# TASK REQUIREMENTS:
Tally the lines containing the word "thức", and report the tally alone.

# RECORDS TO USE:
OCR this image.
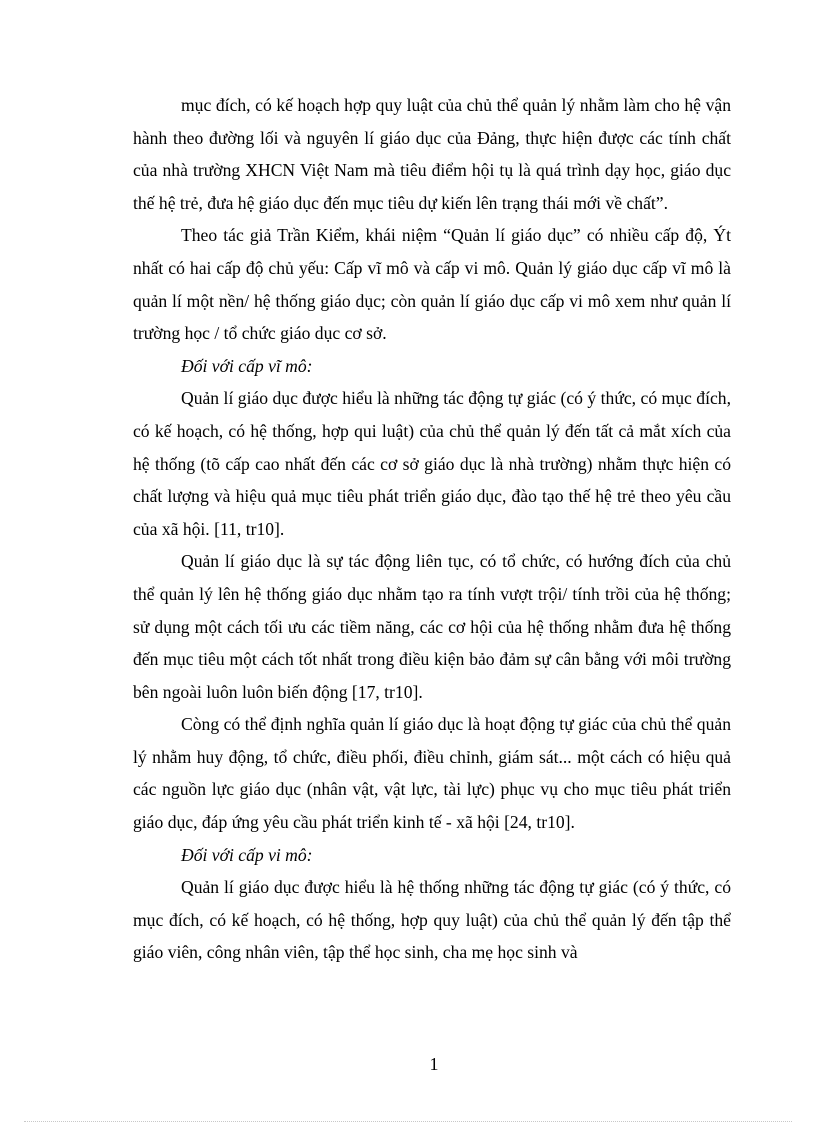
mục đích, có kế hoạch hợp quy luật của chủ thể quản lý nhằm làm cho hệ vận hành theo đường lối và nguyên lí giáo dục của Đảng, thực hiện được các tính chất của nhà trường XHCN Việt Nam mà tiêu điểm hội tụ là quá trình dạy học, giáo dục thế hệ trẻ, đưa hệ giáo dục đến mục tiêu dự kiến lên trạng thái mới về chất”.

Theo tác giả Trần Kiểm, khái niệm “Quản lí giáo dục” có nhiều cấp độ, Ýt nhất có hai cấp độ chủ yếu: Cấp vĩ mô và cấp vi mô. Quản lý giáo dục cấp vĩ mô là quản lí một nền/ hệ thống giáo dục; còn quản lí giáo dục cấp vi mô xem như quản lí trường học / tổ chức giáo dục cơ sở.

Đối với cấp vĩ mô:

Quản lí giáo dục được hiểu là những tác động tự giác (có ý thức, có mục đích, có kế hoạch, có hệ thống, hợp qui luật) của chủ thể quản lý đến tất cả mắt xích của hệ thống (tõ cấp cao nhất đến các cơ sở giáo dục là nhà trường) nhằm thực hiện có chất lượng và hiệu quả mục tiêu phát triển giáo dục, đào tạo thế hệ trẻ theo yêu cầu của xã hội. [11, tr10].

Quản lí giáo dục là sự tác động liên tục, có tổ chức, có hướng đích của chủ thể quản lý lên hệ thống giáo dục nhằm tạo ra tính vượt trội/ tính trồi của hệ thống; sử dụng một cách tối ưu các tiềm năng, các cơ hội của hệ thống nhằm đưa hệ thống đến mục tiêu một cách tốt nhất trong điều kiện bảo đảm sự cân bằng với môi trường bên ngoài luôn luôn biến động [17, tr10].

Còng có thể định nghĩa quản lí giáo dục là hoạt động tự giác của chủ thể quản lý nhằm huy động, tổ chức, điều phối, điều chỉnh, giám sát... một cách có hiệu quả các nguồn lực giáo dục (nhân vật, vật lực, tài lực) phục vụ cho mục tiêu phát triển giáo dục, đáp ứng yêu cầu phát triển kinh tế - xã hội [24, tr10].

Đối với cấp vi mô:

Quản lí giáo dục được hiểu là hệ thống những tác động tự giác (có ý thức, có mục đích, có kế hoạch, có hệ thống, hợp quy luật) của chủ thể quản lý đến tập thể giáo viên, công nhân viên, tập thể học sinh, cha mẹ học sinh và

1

# THE RESULT:
2